Problem description
Every line with the string "personer" should be gathered.

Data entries

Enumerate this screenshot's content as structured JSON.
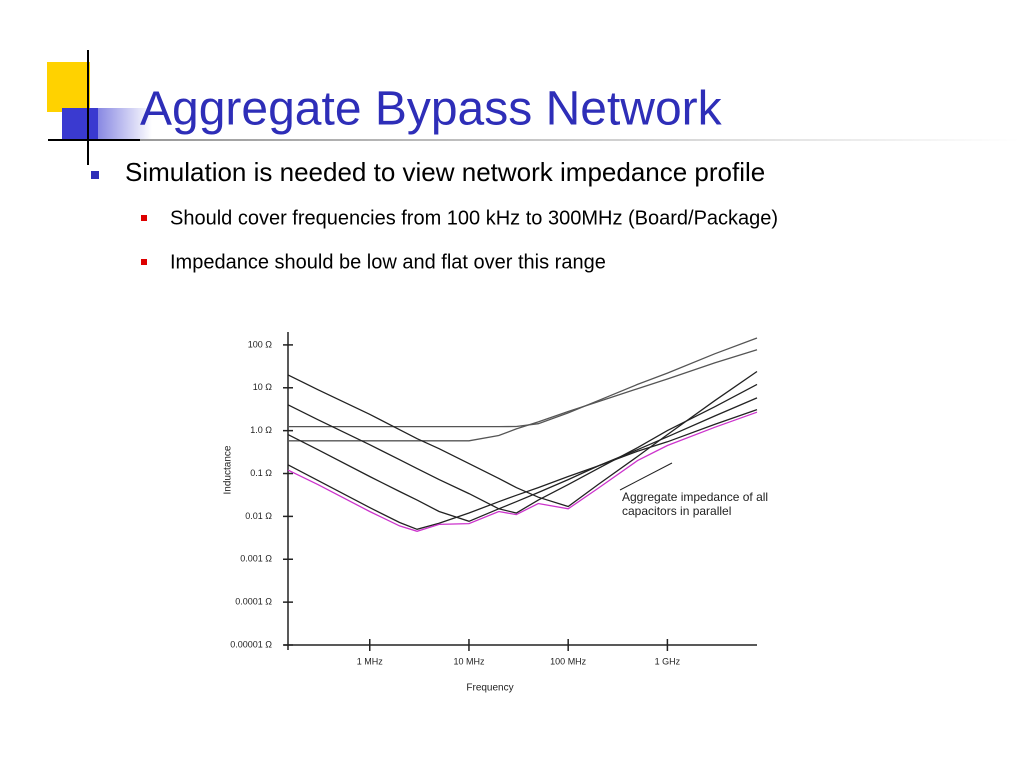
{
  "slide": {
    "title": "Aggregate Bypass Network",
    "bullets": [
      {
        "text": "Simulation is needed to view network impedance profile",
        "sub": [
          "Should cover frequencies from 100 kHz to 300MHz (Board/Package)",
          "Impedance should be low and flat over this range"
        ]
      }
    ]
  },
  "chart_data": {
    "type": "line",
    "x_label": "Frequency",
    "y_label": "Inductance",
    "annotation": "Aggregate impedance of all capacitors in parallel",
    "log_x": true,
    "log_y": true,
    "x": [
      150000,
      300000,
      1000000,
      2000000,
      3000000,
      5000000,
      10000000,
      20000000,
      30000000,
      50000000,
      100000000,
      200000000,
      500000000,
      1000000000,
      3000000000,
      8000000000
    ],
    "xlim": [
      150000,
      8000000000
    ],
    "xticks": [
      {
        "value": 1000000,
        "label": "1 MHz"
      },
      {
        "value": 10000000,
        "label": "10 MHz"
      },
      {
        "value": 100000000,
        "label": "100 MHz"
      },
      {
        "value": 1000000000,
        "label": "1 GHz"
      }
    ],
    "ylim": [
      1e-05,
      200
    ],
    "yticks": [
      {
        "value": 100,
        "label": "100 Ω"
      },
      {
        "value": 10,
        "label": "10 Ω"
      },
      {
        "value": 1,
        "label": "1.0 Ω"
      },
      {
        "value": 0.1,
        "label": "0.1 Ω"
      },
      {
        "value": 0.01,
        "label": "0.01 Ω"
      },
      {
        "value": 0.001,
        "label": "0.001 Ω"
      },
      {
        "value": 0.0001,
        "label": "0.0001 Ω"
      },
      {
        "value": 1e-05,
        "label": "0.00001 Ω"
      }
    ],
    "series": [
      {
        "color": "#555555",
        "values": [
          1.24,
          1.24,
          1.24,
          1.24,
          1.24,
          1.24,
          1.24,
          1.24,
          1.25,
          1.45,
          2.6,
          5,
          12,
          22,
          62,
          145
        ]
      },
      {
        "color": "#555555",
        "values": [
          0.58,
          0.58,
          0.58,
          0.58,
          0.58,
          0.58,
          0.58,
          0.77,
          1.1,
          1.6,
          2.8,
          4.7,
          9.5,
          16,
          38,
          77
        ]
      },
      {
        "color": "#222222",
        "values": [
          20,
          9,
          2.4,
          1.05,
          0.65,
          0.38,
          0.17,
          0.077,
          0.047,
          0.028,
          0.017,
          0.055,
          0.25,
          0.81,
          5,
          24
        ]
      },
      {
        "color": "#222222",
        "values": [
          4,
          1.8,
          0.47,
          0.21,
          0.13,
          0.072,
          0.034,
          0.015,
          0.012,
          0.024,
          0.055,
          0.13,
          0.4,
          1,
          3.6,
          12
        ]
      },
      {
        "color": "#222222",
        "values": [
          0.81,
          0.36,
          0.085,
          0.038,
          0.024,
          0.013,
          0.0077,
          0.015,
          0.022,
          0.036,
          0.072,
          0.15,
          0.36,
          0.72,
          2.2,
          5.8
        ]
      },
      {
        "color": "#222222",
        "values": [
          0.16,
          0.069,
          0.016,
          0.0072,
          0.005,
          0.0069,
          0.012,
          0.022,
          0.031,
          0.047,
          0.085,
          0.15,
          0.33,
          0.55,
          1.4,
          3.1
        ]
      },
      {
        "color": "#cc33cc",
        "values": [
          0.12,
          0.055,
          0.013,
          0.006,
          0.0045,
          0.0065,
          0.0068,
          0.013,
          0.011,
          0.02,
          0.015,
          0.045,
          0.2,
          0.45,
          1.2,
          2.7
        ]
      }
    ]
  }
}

==

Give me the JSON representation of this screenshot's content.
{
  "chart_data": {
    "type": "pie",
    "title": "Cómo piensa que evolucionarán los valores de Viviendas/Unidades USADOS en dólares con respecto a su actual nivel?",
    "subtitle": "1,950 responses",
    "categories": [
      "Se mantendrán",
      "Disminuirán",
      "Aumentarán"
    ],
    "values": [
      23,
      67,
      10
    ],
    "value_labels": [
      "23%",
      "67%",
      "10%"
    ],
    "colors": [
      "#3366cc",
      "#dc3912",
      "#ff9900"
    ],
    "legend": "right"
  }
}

--

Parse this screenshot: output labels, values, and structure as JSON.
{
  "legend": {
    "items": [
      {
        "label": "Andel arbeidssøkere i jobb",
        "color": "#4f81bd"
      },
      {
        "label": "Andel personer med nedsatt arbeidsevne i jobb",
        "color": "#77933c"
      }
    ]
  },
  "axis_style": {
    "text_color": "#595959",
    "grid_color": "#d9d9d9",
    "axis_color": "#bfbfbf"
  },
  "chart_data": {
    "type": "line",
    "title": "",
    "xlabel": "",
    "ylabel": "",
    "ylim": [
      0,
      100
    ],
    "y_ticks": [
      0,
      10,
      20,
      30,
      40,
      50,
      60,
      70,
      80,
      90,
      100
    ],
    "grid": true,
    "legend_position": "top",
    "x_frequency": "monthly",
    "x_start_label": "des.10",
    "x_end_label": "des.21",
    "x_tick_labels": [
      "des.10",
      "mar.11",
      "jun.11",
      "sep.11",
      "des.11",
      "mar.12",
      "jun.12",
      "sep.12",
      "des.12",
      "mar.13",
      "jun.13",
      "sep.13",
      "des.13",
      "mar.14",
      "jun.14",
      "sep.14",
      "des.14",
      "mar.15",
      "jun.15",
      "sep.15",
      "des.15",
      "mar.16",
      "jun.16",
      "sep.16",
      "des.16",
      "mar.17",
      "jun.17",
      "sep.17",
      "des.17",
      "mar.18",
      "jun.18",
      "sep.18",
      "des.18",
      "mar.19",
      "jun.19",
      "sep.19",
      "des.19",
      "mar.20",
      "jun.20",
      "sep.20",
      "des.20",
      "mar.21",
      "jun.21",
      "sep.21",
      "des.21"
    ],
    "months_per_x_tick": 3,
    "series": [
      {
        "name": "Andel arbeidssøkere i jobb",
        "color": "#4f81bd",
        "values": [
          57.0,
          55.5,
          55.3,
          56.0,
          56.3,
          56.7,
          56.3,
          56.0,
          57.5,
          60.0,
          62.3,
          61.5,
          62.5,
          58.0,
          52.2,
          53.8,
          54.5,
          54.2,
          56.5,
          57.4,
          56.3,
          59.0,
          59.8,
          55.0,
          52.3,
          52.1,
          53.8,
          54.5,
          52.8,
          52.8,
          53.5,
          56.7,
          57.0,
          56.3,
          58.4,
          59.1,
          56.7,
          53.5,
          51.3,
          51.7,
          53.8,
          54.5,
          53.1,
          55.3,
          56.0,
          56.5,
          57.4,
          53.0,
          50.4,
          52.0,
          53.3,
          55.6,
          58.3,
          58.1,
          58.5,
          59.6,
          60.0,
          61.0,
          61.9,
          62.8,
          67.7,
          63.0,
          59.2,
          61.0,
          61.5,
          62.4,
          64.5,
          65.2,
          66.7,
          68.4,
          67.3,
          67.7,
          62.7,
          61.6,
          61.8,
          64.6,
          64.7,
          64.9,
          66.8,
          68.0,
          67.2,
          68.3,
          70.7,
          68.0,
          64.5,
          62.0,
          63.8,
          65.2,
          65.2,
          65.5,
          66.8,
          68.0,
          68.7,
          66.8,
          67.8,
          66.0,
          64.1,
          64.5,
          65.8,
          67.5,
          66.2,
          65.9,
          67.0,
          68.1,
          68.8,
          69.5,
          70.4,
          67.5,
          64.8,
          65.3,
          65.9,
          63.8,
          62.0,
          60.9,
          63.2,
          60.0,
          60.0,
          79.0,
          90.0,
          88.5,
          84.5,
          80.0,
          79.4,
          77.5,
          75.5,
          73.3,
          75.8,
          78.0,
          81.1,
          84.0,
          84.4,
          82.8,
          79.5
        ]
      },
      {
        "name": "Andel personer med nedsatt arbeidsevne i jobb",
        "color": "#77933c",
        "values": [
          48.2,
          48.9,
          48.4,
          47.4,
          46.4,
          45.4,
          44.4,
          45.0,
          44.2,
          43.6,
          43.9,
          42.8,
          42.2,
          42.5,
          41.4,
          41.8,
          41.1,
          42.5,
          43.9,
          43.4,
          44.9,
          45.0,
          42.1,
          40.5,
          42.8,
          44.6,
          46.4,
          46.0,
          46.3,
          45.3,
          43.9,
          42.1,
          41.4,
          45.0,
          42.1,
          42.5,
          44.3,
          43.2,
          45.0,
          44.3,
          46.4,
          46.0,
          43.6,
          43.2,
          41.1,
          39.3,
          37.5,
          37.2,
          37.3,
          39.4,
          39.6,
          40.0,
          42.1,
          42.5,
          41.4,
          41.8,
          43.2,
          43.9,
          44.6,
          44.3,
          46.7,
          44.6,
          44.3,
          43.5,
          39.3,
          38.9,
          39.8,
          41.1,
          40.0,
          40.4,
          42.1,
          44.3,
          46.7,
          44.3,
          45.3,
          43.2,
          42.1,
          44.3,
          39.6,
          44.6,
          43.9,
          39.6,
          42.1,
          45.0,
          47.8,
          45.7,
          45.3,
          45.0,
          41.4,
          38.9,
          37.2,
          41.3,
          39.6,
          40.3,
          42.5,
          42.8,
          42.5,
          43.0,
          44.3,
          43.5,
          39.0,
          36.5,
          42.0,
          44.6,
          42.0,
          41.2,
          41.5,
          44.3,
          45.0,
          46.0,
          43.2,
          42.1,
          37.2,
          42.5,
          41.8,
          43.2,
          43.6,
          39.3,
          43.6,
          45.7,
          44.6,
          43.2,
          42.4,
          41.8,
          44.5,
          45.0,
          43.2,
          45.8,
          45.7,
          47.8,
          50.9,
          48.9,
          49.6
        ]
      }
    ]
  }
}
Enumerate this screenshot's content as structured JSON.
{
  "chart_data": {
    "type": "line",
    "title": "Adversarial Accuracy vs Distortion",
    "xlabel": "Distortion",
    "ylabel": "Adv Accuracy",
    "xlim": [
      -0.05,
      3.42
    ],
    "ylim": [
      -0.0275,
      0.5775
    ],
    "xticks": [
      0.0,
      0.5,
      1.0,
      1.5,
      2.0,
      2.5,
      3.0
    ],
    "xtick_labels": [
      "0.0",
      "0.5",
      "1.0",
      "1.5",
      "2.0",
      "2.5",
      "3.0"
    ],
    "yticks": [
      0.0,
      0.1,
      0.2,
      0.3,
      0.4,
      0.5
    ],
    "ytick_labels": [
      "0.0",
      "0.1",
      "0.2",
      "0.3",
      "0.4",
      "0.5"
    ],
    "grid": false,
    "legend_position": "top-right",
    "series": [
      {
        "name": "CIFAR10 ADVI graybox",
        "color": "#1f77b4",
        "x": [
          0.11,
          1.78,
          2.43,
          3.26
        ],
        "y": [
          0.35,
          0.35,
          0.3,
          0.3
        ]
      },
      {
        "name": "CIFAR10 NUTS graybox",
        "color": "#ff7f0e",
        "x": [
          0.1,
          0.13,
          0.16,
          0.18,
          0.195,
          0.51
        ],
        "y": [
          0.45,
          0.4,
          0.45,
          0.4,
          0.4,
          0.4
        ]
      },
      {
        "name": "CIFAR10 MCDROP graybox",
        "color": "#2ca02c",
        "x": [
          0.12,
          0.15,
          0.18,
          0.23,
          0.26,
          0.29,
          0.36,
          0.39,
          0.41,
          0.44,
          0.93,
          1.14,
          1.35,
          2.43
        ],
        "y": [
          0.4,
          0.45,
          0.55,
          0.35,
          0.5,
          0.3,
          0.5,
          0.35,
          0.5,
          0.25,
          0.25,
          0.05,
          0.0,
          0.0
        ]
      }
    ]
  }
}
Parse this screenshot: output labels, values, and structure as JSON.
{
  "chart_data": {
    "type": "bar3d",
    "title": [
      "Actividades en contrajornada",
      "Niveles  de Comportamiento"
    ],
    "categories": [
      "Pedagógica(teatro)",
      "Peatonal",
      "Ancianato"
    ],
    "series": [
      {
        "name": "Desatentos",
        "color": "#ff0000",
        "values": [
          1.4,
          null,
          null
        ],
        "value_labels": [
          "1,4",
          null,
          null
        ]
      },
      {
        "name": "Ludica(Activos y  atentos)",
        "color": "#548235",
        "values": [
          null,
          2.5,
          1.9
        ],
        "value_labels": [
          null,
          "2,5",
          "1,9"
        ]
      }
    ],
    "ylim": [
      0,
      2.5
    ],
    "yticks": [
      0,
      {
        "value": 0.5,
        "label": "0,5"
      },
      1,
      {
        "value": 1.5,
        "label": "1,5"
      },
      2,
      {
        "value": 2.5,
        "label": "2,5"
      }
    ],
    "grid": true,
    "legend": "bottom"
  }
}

Response below
        "label": "Andel personer med nedsatt arbeidsevne i jobb",
        "name": "Andel personer med nedsatt arbeidsevne i jobb",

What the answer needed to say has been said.